DESCRIPTION OF THE TASK
Leave out every picture, then transcribe the rest of the listing exactly.

-- Begin --

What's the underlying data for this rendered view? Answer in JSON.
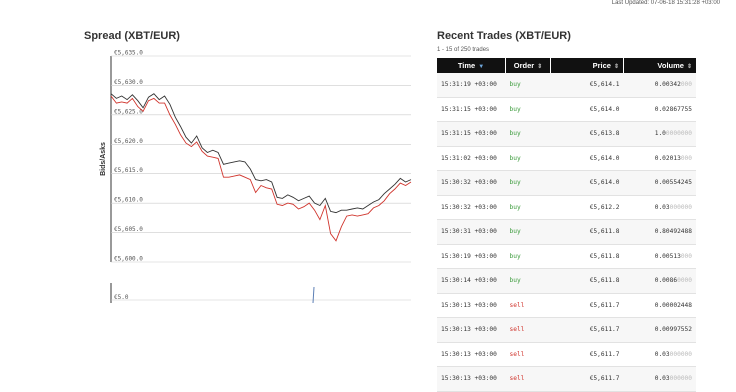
{
  "header": {
    "last_updated": "Last Updated: 07-06-18 15:31:28 +03:00"
  },
  "spread_panel": {
    "title": "Spread (XBT/EUR)",
    "ylabel": "Bids/Asks",
    "y_ticks": [
      "€5,635.0",
      "€5,630.0",
      "€5,625.0",
      "€5,620.0",
      "€5,615.0",
      "€5,610.0",
      "€5,605.0",
      "€5,600.0"
    ],
    "lower_chart_tick": "€5.0"
  },
  "trades_panel": {
    "title": "Recent Trades (XBT/EUR)",
    "subtitle": "1 - 15 of 250 trades",
    "columns": [
      "Time",
      "Order",
      "Price",
      "Volume"
    ],
    "rows": [
      {
        "time": "15:31:19 +03:00",
        "order": "buy",
        "price": "€5,614.1",
        "vol": "0.00342",
        "vol_pad": "000"
      },
      {
        "time": "15:31:15 +03:00",
        "order": "buy",
        "price": "€5,614.0",
        "vol": "0.02867755",
        "vol_pad": ""
      },
      {
        "time": "15:31:15 +03:00",
        "order": "buy",
        "price": "€5,613.8",
        "vol": "1.0",
        "vol_pad": "0000000"
      },
      {
        "time": "15:31:02 +03:00",
        "order": "buy",
        "price": "€5,614.0",
        "vol": "0.02013",
        "vol_pad": "000"
      },
      {
        "time": "15:30:32 +03:00",
        "order": "buy",
        "price": "€5,614.0",
        "vol": "0.00554245",
        "vol_pad": ""
      },
      {
        "time": "15:30:32 +03:00",
        "order": "buy",
        "price": "€5,612.2",
        "vol": "0.03",
        "vol_pad": "000000"
      },
      {
        "time": "15:30:31 +03:00",
        "order": "buy",
        "price": "€5,611.8",
        "vol": "0.80492488",
        "vol_pad": ""
      },
      {
        "time": "15:30:19 +03:00",
        "order": "buy",
        "price": "€5,611.8",
        "vol": "0.00513",
        "vol_pad": "000"
      },
      {
        "time": "15:30:14 +03:00",
        "order": "buy",
        "price": "€5,611.8",
        "vol": "0.0086",
        "vol_pad": "0000"
      },
      {
        "time": "15:30:13 +03:00",
        "order": "sell",
        "price": "€5,611.7",
        "vol": "0.00002448",
        "vol_pad": ""
      },
      {
        "time": "15:30:13 +03:00",
        "order": "sell",
        "price": "€5,611.7",
        "vol": "0.00997552",
        "vol_pad": ""
      },
      {
        "time": "15:30:13 +03:00",
        "order": "sell",
        "price": "€5,611.7",
        "vol": "0.03",
        "vol_pad": "000000"
      },
      {
        "time": "15:30:13 +03:00",
        "order": "sell",
        "price": "€5,611.7",
        "vol": "0.03",
        "vol_pad": "000000"
      }
    ]
  },
  "colors": {
    "bid_line": "#333333",
    "ask_line": "#d0342c",
    "buy": "#3c9c3c",
    "sell": "#d0342c",
    "header_bg": "#111111"
  },
  "chart_data": {
    "type": "line",
    "title": "",
    "xlabel": "",
    "ylabel": "Bids/Asks",
    "ylim": [
      5600,
      5635
    ],
    "grid": true,
    "series": [
      {
        "values": [
          5628.6,
          5627.8,
          5628.2,
          5627.6,
          5628.4,
          5627.4,
          5626.2,
          5628.0,
          5628.6,
          5627.6,
          5628.2,
          5626.8,
          5624.6,
          5623.0,
          5621.2,
          5620.2,
          5621.4,
          5619.4,
          5618.6,
          5619.0,
          5618.6,
          5616.6,
          5616.8,
          5617.0,
          5617.2,
          5617.0,
          5615.8,
          5614.0,
          5613.8,
          5614.0,
          5613.6,
          5611.0,
          5610.8,
          5611.4,
          5611.0,
          5610.4,
          5610.8,
          5611.2,
          5610.0,
          5609.6,
          5610.8,
          5608.6,
          5608.4,
          5608.8,
          5608.8,
          5609.0,
          5609.2,
          5609.0,
          5609.6,
          5610.2,
          5610.6,
          5611.6,
          5612.4,
          5613.2,
          5614.2,
          5613.6,
          5614.0
        ]
      },
      {
        "values": [
          5628.2,
          5627.0,
          5627.2,
          5627.0,
          5627.8,
          5626.4,
          5625.6,
          5627.4,
          5627.8,
          5627.0,
          5627.0,
          5625.0,
          5623.4,
          5621.6,
          5620.2,
          5619.6,
          5620.4,
          5618.8,
          5618.0,
          5617.8,
          5617.6,
          5614.4,
          5614.4,
          5614.6,
          5614.8,
          5614.4,
          5614.0,
          5611.8,
          5613.0,
          5612.6,
          5612.4,
          5609.8,
          5609.6,
          5610.0,
          5609.8,
          5609.0,
          5609.4,
          5610.0,
          5608.8,
          5607.2,
          5609.6,
          5604.8,
          5603.6,
          5606.0,
          5607.8,
          5608.0,
          5607.8,
          5608.0,
          5608.2,
          5609.2,
          5609.6,
          5610.4,
          5611.6,
          5612.4,
          5613.4,
          5613.0,
          5613.6
        ]
      }
    ]
  }
}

-- End --

ANSWER TO THE EXERCISE
What's the underlying data for this rendered view? Answer in JSON.
{
  "header": {
    "last_updated": "Last Updated: 07-06-18 15:31:28 +03:00"
  },
  "spread_panel": {
    "title": "Spread (XBT/EUR)",
    "ylabel": "Bids/Asks",
    "y_ticks": [
      "€5,635.0",
      "€5,630.0",
      "€5,625.0",
      "€5,620.0",
      "€5,615.0",
      "€5,610.0",
      "€5,605.0",
      "€5,600.0"
    ],
    "lower_chart_tick": "€5.0"
  },
  "trades_panel": {
    "title": "Recent Trades (XBT/EUR)",
    "subtitle": "1 - 15 of 250 trades",
    "columns": [
      "Time",
      "Order",
      "Price",
      "Volume"
    ],
    "rows": [
      {
        "time": "15:31:19 +03:00",
        "order": "buy",
        "price": "€5,614.1",
        "vol": "0.00342",
        "vol_pad": "000"
      },
      {
        "time": "15:31:15 +03:00",
        "order": "buy",
        "price": "€5,614.0",
        "vol": "0.02867755",
        "vol_pad": ""
      },
      {
        "time": "15:31:15 +03:00",
        "order": "buy",
        "price": "€5,613.8",
        "vol": "1.0",
        "vol_pad": "0000000"
      },
      {
        "time": "15:31:02 +03:00",
        "order": "buy",
        "price": "€5,614.0",
        "vol": "0.02013",
        "vol_pad": "000"
      },
      {
        "time": "15:30:32 +03:00",
        "order": "buy",
        "price": "€5,614.0",
        "vol": "0.00554245",
        "vol_pad": ""
      },
      {
        "time": "15:30:32 +03:00",
        "order": "buy",
        "price": "€5,612.2",
        "vol": "0.03",
        "vol_pad": "000000"
      },
      {
        "time": "15:30:31 +03:00",
        "order": "buy",
        "price": "€5,611.8",
        "vol": "0.80492488",
        "vol_pad": ""
      },
      {
        "time": "15:30:19 +03:00",
        "order": "buy",
        "price": "€5,611.8",
        "vol": "0.00513",
        "vol_pad": "000"
      },
      {
        "time": "15:30:14 +03:00",
        "order": "buy",
        "price": "€5,611.8",
        "vol": "0.0086",
        "vol_pad": "0000"
      },
      {
        "time": "15:30:13 +03:00",
        "order": "sell",
        "price": "€5,611.7",
        "vol": "0.00002448",
        "vol_pad": ""
      },
      {
        "time": "15:30:13 +03:00",
        "order": "sell",
        "price": "€5,611.7",
        "vol": "0.00997552",
        "vol_pad": ""
      },
      {
        "time": "15:30:13 +03:00",
        "order": "sell",
        "price": "€5,611.7",
        "vol": "0.03",
        "vol_pad": "000000"
      },
      {
        "time": "15:30:13 +03:00",
        "order": "sell",
        "price": "€5,611.7",
        "vol": "0.03",
        "vol_pad": "000000"
      }
    ]
  },
  "colors": {
    "bid_line": "#333333",
    "ask_line": "#d0342c",
    "buy": "#3c9c3c",
    "sell": "#d0342c",
    "header_bg": "#111111"
  },
  "chart_data": {
    "type": "line",
    "title": "",
    "xlabel": "",
    "ylabel": "Bids/Asks",
    "ylim": [
      5600,
      5635
    ],
    "grid": true,
    "series": [
      {
        "values": [
          5628.6,
          5627.8,
          5628.2,
          5627.6,
          5628.4,
          5627.4,
          5626.2,
          5628.0,
          5628.6,
          5627.6,
          5628.2,
          5626.8,
          5624.6,
          5623.0,
          5621.2,
          5620.2,
          5621.4,
          5619.4,
          5618.6,
          5619.0,
          5618.6,
          5616.6,
          5616.8,
          5617.0,
          5617.2,
          5617.0,
          5615.8,
          5614.0,
          5613.8,
          5614.0,
          5613.6,
          5611.0,
          5610.8,
          5611.4,
          5611.0,
          5610.4,
          5610.8,
          5611.2,
          5610.0,
          5609.6,
          5610.8,
          5608.6,
          5608.4,
          5608.8,
          5608.8,
          5609.0,
          5609.2,
          5609.0,
          5609.6,
          5610.2,
          5610.6,
          5611.6,
          5612.4,
          5613.2,
          5614.2,
          5613.6,
          5614.0
        ]
      },
      {
        "values": [
          5628.2,
          5627.0,
          5627.2,
          5627.0,
          5627.8,
          5626.4,
          5625.6,
          5627.4,
          5627.8,
          5627.0,
          5627.0,
          5625.0,
          5623.4,
          5621.6,
          5620.2,
          5619.6,
          5620.4,
          5618.8,
          5618.0,
          5617.8,
          5617.6,
          5614.4,
          5614.4,
          5614.6,
          5614.8,
          5614.4,
          5614.0,
          5611.8,
          5613.0,
          5612.6,
          5612.4,
          5609.8,
          5609.6,
          5610.0,
          5609.8,
          5609.0,
          5609.4,
          5610.0,
          5608.8,
          5607.2,
          5609.6,
          5604.8,
          5603.6,
          5606.0,
          5607.8,
          5608.0,
          5607.8,
          5608.0,
          5608.2,
          5609.2,
          5609.6,
          5610.4,
          5611.6,
          5612.4,
          5613.4,
          5613.0,
          5613.6
        ]
      }
    ]
  }
}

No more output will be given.